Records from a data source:
──────────────────────────────
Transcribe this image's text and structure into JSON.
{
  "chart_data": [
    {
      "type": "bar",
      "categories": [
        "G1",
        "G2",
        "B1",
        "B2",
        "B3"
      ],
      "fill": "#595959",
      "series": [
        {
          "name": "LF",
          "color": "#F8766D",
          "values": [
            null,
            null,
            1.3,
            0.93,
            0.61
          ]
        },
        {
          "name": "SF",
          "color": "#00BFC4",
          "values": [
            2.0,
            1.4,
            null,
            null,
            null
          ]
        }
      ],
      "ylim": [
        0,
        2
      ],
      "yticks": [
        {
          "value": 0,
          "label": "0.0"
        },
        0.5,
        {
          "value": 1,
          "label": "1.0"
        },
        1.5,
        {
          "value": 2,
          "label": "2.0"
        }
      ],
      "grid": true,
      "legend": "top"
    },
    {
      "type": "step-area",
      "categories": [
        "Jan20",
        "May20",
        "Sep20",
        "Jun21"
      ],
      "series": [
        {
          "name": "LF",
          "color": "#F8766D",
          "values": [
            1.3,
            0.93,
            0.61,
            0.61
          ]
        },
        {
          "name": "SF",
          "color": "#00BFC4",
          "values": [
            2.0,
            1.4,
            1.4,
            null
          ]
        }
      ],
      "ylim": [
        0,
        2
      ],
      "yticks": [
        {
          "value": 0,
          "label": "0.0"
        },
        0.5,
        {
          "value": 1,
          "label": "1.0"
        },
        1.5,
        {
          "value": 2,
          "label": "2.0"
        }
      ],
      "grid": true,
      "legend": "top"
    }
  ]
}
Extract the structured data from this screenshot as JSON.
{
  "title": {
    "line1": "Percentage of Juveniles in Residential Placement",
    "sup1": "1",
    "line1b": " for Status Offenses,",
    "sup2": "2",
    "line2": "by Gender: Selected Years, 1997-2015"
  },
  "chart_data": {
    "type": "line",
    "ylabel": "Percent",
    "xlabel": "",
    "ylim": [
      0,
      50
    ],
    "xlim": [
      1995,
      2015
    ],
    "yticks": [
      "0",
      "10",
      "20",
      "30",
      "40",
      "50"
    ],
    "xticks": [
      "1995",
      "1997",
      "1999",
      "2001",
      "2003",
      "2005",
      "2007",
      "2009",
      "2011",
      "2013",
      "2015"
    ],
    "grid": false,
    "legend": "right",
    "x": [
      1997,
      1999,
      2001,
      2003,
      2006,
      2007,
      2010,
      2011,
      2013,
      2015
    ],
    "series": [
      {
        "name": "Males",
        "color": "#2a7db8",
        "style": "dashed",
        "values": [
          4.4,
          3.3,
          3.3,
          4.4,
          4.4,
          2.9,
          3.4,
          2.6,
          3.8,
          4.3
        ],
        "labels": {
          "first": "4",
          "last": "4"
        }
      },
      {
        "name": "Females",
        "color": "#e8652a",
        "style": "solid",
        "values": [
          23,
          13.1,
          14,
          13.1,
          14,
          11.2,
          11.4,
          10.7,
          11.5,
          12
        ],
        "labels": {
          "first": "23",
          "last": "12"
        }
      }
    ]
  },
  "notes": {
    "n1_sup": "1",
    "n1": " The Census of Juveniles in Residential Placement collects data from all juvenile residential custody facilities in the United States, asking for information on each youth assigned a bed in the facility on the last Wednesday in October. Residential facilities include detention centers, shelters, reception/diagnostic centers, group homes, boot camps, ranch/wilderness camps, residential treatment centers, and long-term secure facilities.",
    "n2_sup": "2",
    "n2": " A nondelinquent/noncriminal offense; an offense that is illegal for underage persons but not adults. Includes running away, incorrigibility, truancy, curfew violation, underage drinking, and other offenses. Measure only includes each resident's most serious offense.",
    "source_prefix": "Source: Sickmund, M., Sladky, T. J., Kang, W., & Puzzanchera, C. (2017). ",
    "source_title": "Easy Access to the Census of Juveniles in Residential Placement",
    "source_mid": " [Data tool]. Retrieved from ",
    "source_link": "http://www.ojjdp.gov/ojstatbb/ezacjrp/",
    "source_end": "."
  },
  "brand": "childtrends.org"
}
──────────────────────────────
Goal
Extract every line above containing the word "last".

Complete response
          "last": "4"
          "last": "12"
    "n1": " The Census of Juveniles in Residential Placement collects data from all juvenile residential custody facilities in the United States, asking for information on each youth assigned a bed in the facility on the last Wednesday in October. Residential facilities include detention centers, shelters, reception/diagnostic centers, group homes, boot camps, ranch/wilderness camps, residential treatment centers, and long-term secure facilities.",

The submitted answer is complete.